WRITTEN PROBLEM:
Only the lines from the one with "What's the underlying" onward are wanted, through the last line of the entries, set down exactly.

....

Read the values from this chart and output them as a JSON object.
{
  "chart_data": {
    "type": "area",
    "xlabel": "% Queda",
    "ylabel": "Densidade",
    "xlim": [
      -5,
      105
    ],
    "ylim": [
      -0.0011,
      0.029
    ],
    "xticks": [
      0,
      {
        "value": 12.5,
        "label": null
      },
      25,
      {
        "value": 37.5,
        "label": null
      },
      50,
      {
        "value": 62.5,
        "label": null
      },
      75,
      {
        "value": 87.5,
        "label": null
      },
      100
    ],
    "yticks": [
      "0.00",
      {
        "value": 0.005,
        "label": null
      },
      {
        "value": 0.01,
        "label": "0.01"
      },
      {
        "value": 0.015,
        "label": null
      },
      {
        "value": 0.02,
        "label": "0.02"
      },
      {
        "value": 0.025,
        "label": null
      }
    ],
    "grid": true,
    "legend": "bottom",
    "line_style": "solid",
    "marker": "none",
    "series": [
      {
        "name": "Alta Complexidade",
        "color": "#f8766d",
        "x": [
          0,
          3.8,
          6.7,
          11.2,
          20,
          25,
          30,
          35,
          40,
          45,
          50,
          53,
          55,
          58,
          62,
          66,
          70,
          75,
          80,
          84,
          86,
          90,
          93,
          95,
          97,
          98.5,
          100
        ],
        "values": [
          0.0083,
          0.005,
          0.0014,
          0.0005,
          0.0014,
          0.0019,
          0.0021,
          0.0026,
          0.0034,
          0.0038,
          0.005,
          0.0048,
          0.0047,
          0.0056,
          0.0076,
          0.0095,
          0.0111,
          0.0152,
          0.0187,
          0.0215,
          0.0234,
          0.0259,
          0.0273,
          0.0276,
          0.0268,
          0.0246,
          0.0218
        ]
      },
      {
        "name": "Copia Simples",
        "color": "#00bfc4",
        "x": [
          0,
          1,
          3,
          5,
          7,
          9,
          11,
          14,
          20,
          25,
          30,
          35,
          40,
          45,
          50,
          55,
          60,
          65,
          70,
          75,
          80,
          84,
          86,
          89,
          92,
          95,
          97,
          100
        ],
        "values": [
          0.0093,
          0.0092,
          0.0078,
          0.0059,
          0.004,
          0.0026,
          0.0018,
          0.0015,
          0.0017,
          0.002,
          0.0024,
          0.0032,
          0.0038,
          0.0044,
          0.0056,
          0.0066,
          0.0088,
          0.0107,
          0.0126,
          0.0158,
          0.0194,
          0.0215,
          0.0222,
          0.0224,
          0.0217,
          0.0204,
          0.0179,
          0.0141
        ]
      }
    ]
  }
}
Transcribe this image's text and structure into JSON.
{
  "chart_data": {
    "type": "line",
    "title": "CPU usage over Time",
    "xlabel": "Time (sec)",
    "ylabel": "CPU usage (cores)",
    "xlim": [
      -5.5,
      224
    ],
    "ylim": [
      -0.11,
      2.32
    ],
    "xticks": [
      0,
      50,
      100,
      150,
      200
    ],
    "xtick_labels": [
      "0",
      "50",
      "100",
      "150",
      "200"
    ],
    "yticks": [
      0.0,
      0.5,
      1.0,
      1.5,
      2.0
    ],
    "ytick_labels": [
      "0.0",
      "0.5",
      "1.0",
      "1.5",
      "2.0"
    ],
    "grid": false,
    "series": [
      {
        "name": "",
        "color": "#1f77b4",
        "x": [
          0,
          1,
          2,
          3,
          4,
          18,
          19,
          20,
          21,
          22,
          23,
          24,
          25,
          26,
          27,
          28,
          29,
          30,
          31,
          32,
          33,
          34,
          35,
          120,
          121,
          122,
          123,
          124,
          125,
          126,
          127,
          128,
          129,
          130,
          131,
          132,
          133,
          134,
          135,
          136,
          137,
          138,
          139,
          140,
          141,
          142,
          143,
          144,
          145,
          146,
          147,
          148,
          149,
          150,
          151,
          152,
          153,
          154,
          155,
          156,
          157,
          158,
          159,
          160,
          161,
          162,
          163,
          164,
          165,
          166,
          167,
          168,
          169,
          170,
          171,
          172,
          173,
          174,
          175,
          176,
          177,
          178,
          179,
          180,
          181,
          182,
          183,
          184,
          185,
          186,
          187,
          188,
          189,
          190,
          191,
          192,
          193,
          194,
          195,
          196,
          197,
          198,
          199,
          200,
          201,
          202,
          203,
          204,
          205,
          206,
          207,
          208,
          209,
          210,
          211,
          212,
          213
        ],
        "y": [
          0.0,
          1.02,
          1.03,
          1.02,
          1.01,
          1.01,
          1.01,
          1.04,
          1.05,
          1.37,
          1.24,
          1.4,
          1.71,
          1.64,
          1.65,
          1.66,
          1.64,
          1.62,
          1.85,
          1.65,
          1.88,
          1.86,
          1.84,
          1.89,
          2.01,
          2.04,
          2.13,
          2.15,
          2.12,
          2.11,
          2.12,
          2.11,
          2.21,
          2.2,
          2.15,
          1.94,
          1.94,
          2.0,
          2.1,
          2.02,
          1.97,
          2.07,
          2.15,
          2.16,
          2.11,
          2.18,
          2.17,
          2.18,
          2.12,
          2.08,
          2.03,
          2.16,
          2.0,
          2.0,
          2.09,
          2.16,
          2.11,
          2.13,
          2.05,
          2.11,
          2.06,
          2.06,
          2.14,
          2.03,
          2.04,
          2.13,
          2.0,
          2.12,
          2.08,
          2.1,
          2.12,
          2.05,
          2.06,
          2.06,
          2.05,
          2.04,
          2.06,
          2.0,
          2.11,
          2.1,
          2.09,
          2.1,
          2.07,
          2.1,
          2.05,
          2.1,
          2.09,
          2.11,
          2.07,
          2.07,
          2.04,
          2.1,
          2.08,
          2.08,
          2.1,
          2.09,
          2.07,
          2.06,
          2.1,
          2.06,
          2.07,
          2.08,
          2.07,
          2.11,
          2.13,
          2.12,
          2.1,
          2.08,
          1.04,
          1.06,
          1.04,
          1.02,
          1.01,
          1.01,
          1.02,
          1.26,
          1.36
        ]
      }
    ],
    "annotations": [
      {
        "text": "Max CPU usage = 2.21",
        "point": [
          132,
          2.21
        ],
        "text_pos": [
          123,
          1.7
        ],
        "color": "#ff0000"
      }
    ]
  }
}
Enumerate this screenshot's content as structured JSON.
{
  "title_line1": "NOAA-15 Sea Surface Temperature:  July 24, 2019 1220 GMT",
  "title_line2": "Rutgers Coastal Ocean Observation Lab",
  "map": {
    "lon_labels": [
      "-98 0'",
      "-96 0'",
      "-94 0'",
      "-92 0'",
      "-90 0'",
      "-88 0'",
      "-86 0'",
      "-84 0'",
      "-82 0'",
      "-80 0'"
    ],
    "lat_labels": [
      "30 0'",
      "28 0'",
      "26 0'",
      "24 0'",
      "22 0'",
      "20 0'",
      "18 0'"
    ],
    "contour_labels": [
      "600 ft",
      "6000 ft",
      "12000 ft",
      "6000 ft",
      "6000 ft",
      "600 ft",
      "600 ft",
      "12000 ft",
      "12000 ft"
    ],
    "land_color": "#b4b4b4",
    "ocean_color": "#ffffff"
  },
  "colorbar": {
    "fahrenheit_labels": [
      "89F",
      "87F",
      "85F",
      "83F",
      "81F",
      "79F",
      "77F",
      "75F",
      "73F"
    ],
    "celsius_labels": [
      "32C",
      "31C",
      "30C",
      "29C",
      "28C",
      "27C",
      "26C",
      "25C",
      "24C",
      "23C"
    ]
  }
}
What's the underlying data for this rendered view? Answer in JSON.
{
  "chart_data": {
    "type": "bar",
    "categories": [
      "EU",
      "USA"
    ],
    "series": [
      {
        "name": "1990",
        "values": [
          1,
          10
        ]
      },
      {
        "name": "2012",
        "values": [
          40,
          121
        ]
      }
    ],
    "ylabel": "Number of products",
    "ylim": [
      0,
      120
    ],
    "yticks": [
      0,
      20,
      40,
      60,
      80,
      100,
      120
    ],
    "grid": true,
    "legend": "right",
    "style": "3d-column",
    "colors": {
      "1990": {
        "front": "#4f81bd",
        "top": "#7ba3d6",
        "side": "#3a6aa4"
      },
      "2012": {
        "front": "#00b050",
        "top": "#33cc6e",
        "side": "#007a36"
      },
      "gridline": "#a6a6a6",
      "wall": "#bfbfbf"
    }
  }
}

....

EXERCISE OUTPUT:
What's the underlying data for this rendered view? Answer in JSON.
{
  "chart_data": {
    "type": "bar",
    "categories": [
      "EU",
      "USA"
    ],
    "series": [
      {
        "name": "1990",
        "values": [
          1,
          10
        ]
      },
      {
        "name": "2012",
        "values": [
          40,
          121
        ]
      }
    ],
    "ylabel": "Number of products",
    "ylim": [
      0,
      120
    ],
    "yticks": [
      0,
      20,
      40,
      60,
      80,
      100,
      120
    ],
    "grid": true,
    "legend": "right",
    "style": "3d-column",
    "colors": {
      "1990": {
        "front": "#4f81bd",
        "top": "#7ba3d6",
        "side": "#3a6aa4"
      },
      "2012": {
        "front": "#00b050",
        "top": "#33cc6e",
        "side": "#007a36"
      },
      "gridline": "#a6a6a6",
      "wall": "#bfbfbf"
    }
  }
}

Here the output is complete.